#### Task to carry out:
Set down each line of the material that follows, exactly, with no pictures.

#### Material:
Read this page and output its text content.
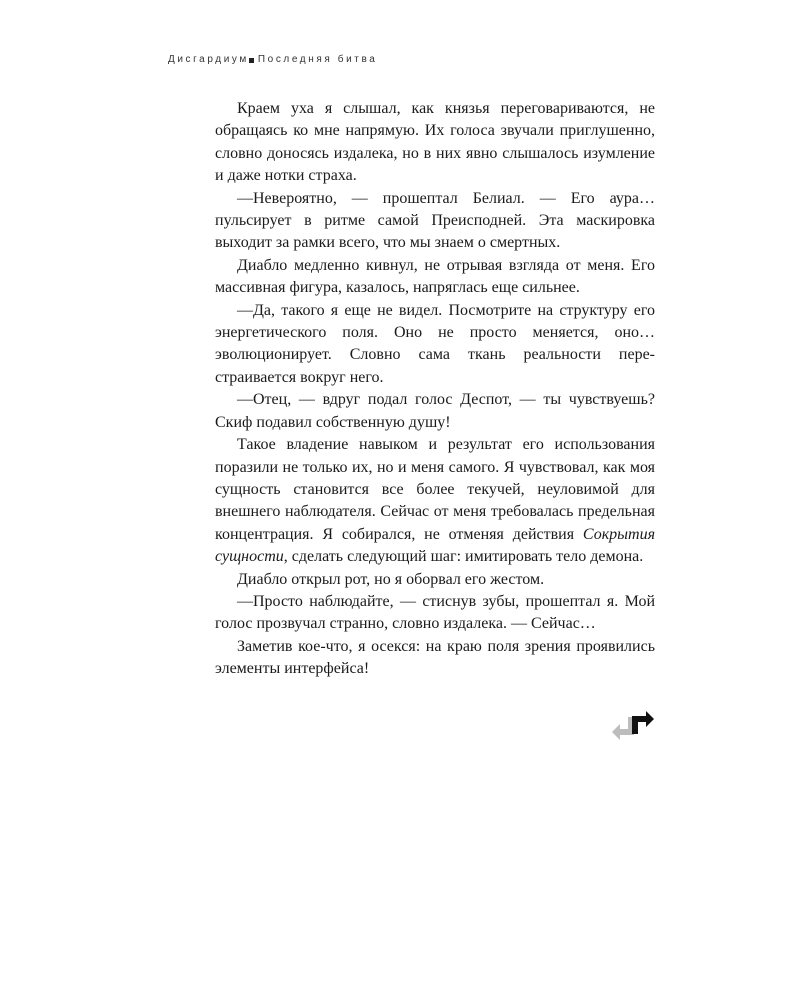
Дисгардиум Последняя битва

Краем уха я слышал, как князья переговариваются, не обращаясь ко мне напрямую. Их голоса звучали приглушенно, словно доносясь издалека, но в них явно слышалось изумление и даже нотки страха.

—Невероятно, — прошептал Белиал. — Его аура… пульсирует в ритме самой Преисподней. Эта маскировка выходит за рамки всего, что мы знаем о смертных.

Диабло медленно кивнул, не отрывая взгляда от меня. Его массивная фигура, казалось, напряглась еще сильнее.

—Да, такого я еще не видел. Посмотрите на структуру его энергетического поля. Оно не просто меняется, оно… эволюционирует. Словно сама ткань реальности перестраивается вокруг него.

—Отец, — вдруг подал голос Деспот, — ты чувствуешь? Скиф подавил собственную душу!

Такое владение навыком и результат его использования поразили не только их, но и меня самого. Я чувствовал, как моя сущность становится все более текучей, неуловимой для внешнего наблюдателя. Сейчас от меня требовалась предельная концентрация. Я собирался, не отменяя действия Сокрытия сущности, сделать следующий шаг: имитировать тело демона.

Диабло открыл рот, но я оборвал его жестом.

—Просто наблюдайте, — стиснув зубы, прошептал я. Мой голос прозвучал странно, словно издалека. — Сейчас…

Заметив кое-что, я осекся: на краю поля зрения проявились элементы интерфейса!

#### Task solution:
Read this page and output its text content.
Дисгардиум Последняя битва

Краем уха я слышал, как князья переговариваются, не обращаясь ко мне напрямую. Их голоса звучали приглушенно, словно доносясь издалека, но в них явно слышалось изумление и даже нотки страха.

—Невероятно, — прошептал Белиал. — Его аура… пульсирует в ритме самой Преисподней. Эта маскировка выходит за рамки всего, что мы знаем о смертных.

Диабло медленно кивнул, не отрывая взгляда от меня. Его массивная фигура, казалось, напряглась еще сильнее.

—Да, такого я еще не видел. Посмотрите на структуру его энергетического поля. Оно не просто меняется, оно… эволюционирует. Словно сама ткань реальности перестраивается вокруг него.

—Отец, — вдруг подал голос Деспот, — ты чувствуешь? Скиф подавил собственную душу!

Такое владение навыком и результат его использования поразили не только их, но и меня самого. Я чувствовал, как моя сущность становится все более текучей, неуловимой для внешнего наблюдателя. Сейчас от меня требовалась предельная концентрация. Я собирался, не отменяя действия Сокрытия сущности, сделать следующий шаг: имитировать тело демона.

Диабло открыл рот, но я оборвал его жестом.

—Просто наблюдайте, — стиснув зубы, прошептал я. Мой голос прозвучал странно, словно издалека. — Сейчас…

Заметив кое-что, я осекся: на краю поля зрения проявились элементы интерфейса!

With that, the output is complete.